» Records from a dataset
*****

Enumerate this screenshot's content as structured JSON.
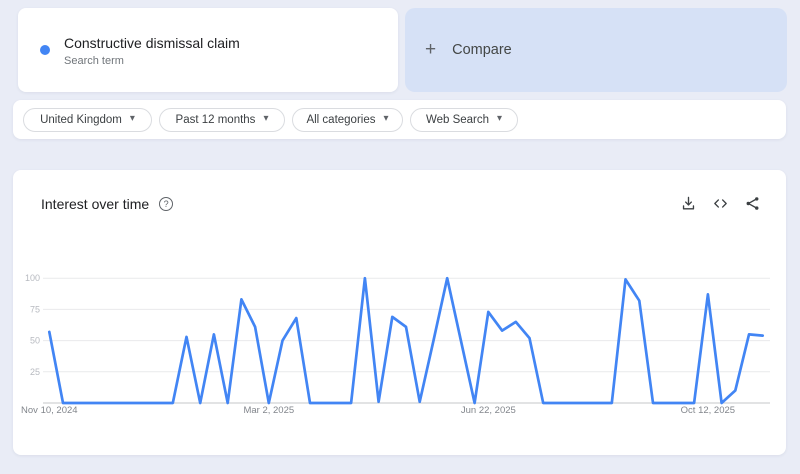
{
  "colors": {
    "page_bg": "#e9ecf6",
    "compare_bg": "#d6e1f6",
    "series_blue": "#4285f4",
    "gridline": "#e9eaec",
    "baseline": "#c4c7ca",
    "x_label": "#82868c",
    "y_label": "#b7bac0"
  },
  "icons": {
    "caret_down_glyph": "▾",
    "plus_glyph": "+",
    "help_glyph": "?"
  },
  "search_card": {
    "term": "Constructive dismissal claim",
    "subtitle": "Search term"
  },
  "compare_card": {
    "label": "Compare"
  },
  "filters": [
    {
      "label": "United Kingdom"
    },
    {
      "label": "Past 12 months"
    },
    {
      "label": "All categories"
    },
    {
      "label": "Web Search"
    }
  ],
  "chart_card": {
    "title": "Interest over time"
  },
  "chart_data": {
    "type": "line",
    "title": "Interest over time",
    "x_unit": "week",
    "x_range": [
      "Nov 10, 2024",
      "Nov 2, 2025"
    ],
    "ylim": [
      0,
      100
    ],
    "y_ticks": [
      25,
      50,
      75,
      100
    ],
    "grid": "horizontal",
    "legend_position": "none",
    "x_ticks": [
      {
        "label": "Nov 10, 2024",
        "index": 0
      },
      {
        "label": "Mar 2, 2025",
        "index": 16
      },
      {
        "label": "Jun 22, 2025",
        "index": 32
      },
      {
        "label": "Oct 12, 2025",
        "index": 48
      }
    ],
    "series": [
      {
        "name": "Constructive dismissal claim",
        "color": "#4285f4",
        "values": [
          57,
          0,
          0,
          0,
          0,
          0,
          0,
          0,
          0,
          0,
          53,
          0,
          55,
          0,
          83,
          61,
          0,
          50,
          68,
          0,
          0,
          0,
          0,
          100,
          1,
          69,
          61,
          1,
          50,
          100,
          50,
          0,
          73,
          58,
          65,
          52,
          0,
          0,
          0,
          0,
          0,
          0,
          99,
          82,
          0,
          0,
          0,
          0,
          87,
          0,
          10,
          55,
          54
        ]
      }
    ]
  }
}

*****

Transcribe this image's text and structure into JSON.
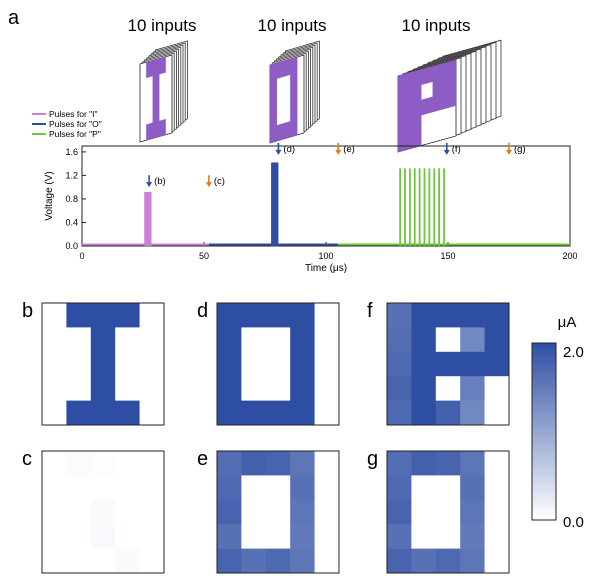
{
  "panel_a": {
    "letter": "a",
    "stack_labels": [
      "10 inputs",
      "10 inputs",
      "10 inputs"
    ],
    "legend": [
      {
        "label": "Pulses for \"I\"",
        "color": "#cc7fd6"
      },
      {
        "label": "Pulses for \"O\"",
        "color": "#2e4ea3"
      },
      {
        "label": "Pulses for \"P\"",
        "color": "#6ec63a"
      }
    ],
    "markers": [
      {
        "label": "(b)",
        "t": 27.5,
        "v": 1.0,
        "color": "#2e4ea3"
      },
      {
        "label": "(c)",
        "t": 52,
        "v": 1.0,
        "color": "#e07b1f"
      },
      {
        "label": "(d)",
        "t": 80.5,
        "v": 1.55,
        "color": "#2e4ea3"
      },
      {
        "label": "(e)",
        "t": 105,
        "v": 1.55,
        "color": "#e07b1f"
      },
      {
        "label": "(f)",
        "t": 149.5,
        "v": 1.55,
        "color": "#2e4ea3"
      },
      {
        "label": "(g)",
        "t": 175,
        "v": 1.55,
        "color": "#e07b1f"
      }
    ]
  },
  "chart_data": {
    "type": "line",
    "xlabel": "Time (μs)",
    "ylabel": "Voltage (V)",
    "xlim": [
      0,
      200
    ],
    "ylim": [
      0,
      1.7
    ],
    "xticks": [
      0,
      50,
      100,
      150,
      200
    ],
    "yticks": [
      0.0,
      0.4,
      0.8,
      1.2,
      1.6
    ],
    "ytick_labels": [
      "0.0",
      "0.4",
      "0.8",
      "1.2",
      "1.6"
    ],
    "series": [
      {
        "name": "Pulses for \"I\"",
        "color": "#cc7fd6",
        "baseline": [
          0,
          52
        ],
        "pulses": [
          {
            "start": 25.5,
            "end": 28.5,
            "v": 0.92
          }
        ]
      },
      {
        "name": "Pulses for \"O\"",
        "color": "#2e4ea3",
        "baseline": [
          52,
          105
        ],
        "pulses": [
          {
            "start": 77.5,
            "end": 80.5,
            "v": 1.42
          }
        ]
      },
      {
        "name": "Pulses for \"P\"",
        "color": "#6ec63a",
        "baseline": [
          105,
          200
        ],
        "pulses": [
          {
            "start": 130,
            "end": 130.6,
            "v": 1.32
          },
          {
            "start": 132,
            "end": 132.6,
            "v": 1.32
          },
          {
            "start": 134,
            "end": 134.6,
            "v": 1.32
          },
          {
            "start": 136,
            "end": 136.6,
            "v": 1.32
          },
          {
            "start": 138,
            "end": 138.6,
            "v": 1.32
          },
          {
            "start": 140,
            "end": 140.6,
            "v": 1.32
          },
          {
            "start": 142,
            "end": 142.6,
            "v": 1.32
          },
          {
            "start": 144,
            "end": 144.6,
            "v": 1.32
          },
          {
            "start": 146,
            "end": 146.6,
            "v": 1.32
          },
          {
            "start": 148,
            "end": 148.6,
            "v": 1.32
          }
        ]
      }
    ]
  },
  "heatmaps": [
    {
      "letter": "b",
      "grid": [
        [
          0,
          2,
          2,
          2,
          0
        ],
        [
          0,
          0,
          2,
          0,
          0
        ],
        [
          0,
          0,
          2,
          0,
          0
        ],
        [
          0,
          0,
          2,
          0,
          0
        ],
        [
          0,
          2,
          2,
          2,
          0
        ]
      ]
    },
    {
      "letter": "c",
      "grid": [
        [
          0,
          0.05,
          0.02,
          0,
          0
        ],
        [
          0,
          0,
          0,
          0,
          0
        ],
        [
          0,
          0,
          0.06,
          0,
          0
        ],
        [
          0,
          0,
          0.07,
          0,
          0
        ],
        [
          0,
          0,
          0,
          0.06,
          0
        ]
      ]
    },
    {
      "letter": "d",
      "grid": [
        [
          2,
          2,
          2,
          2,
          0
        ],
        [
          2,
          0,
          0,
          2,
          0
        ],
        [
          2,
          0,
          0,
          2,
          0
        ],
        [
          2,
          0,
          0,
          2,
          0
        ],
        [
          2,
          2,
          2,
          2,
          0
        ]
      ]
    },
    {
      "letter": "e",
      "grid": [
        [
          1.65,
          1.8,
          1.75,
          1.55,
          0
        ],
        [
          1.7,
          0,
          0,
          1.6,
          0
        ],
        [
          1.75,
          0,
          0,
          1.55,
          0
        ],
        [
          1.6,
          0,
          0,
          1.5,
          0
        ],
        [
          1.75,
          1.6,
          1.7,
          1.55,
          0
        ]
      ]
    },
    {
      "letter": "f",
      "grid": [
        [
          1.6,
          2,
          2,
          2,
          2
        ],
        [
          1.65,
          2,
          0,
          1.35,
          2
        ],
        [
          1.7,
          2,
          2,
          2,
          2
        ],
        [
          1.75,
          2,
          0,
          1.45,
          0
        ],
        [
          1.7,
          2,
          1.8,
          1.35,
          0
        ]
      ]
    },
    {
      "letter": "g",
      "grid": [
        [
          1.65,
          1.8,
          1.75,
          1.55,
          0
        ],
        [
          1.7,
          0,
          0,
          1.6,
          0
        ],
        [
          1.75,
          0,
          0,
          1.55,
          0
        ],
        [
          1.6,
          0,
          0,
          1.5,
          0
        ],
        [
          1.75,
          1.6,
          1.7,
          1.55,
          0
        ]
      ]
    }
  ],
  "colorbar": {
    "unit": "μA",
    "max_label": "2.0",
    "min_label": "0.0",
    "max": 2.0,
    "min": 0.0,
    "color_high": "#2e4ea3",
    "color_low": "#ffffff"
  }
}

*****

» Challenge
Return every line holding the word "Interest" from the records.

» The answer
    "title": "Interest over time"
    "title": "Interest over time",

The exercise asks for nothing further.